(Data shown):
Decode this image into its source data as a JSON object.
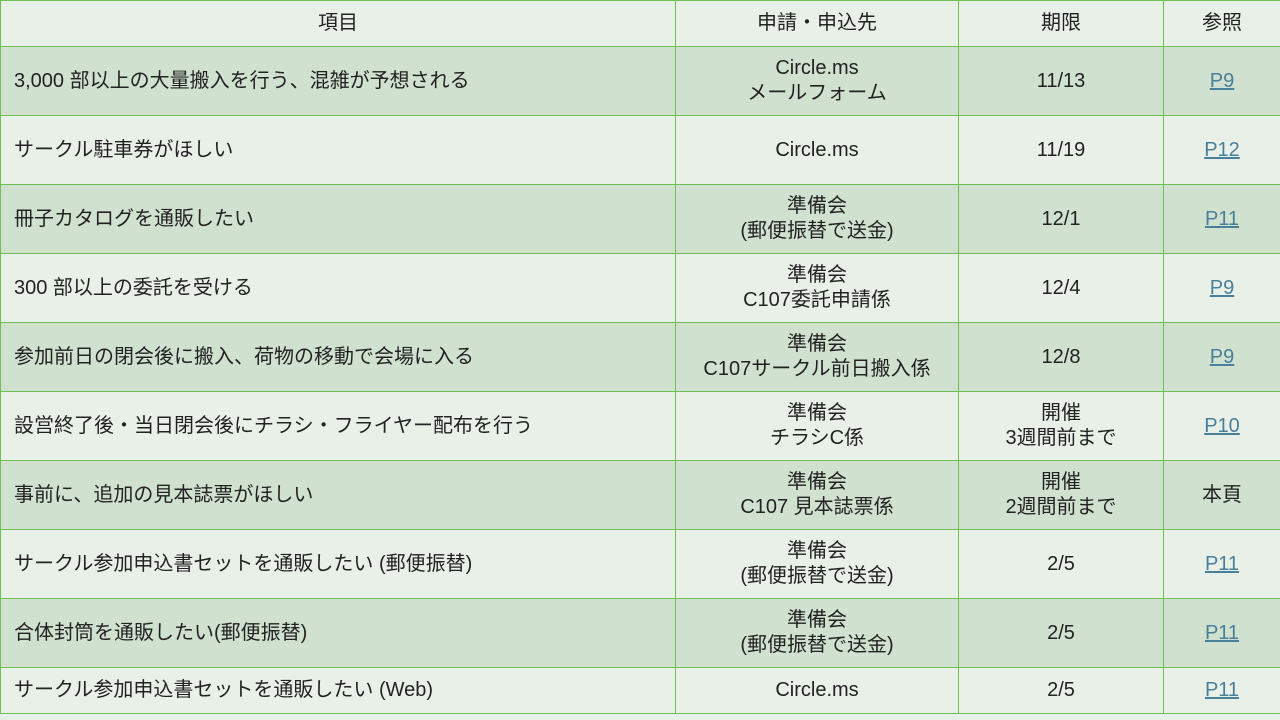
{
  "headers": [
    "項目",
    "申請・申込先",
    "期限",
    "参照"
  ],
  "rows": [
    {
      "item": "3,000 部以上の大量搬入を行う、混雑が予想される",
      "dest": [
        "Circle.ms",
        "メールフォーム"
      ],
      "deadline": [
        "11/13"
      ],
      "ref": "P9",
      "ref_link": true
    },
    {
      "item": "サークル駐車券がほしい",
      "dest": [
        "Circle.ms"
      ],
      "deadline": [
        "11/19"
      ],
      "ref": "P12",
      "ref_link": true
    },
    {
      "item": "冊子カタログを通販したい",
      "dest": [
        "準備会",
        "(郵便振替で送金)"
      ],
      "deadline": [
        "12/1"
      ],
      "ref": "P11",
      "ref_link": true
    },
    {
      "item": "300 部以上の委託を受ける",
      "dest": [
        "準備会",
        "C107委託申請係"
      ],
      "deadline": [
        "12/4"
      ],
      "ref": "P9",
      "ref_link": true
    },
    {
      "item": "参加前日の閉会後に搬入、荷物の移動で会場に入る",
      "dest": [
        "準備会",
        "C107サークル前日搬入係"
      ],
      "deadline": [
        "12/8"
      ],
      "ref": "P9",
      "ref_link": true
    },
    {
      "item": "設営終了後・当日閉会後にチラシ・フライヤー配布を行う",
      "dest": [
        "準備会",
        "チラシC係"
      ],
      "deadline": [
        "開催",
        "3週間前まで"
      ],
      "ref": "P10",
      "ref_link": true
    },
    {
      "item": "事前に、追加の見本誌票がほしい",
      "dest": [
        "準備会",
        "C107 見本誌票係"
      ],
      "deadline": [
        "開催",
        "2週間前まで"
      ],
      "ref": "本頁",
      "ref_link": false
    },
    {
      "item": "サークル参加申込書セットを通販したい (郵便振替)",
      "dest": [
        "準備会",
        "(郵便振替で送金)"
      ],
      "deadline": [
        "2/5"
      ],
      "ref": "P11",
      "ref_link": true
    },
    {
      "item": "合体封筒を通販したい(郵便振替)",
      "dest": [
        "準備会",
        "(郵便振替で送金)"
      ],
      "deadline": [
        "2/5"
      ],
      "ref": "P11",
      "ref_link": true
    },
    {
      "item": "サークル参加申込書セットを通販したい (Web)",
      "dest": [
        "Circle.ms"
      ],
      "deadline": [
        "2/5"
      ],
      "ref": "P11",
      "ref_link": true
    }
  ],
  "colors": {
    "row_dark": "#d0e1cf",
    "row_light": "#e9f0e8",
    "border": "#6fbf52",
    "link": "#4a7f9a"
  }
}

(Your objective):
All preceding records should be duplicated verbatim, images excepted.

(Complete output):
Decode this image into its source data as a JSON object.
{
  "headers": [
    "項目",
    "申請・申込先",
    "期限",
    "参照"
  ],
  "rows": [
    {
      "item": "3,000 部以上の大量搬入を行う、混雑が予想される",
      "dest": [
        "Circle.ms",
        "メールフォーム"
      ],
      "deadline": [
        "11/13"
      ],
      "ref": "P9",
      "ref_link": true
    },
    {
      "item": "サークル駐車券がほしい",
      "dest": [
        "Circle.ms"
      ],
      "deadline": [
        "11/19"
      ],
      "ref": "P12",
      "ref_link": true
    },
    {
      "item": "冊子カタログを通販したい",
      "dest": [
        "準備会",
        "(郵便振替で送金)"
      ],
      "deadline": [
        "12/1"
      ],
      "ref": "P11",
      "ref_link": true
    },
    {
      "item": "300 部以上の委託を受ける",
      "dest": [
        "準備会",
        "C107委託申請係"
      ],
      "deadline": [
        "12/4"
      ],
      "ref": "P9",
      "ref_link": true
    },
    {
      "item": "参加前日の閉会後に搬入、荷物の移動で会場に入る",
      "dest": [
        "準備会",
        "C107サークル前日搬入係"
      ],
      "deadline": [
        "12/8"
      ],
      "ref": "P9",
      "ref_link": true
    },
    {
      "item": "設営終了後・当日閉会後にチラシ・フライヤー配布を行う",
      "dest": [
        "準備会",
        "チラシC係"
      ],
      "deadline": [
        "開催",
        "3週間前まで"
      ],
      "ref": "P10",
      "ref_link": true
    },
    {
      "item": "事前に、追加の見本誌票がほしい",
      "dest": [
        "準備会",
        "C107 見本誌票係"
      ],
      "deadline": [
        "開催",
        "2週間前まで"
      ],
      "ref": "本頁",
      "ref_link": false
    },
    {
      "item": "サークル参加申込書セットを通販したい (郵便振替)",
      "dest": [
        "準備会",
        "(郵便振替で送金)"
      ],
      "deadline": [
        "2/5"
      ],
      "ref": "P11",
      "ref_link": true
    },
    {
      "item": "合体封筒を通販したい(郵便振替)",
      "dest": [
        "準備会",
        "(郵便振替で送金)"
      ],
      "deadline": [
        "2/5"
      ],
      "ref": "P11",
      "ref_link": true
    },
    {
      "item": "サークル参加申込書セットを通販したい (Web)",
      "dest": [
        "Circle.ms"
      ],
      "deadline": [
        "2/5"
      ],
      "ref": "P11",
      "ref_link": true
    }
  ],
  "colors": {
    "row_dark": "#d0e1cf",
    "row_light": "#e9f0e8",
    "border": "#6fbf52",
    "link": "#4a7f9a"
  }
}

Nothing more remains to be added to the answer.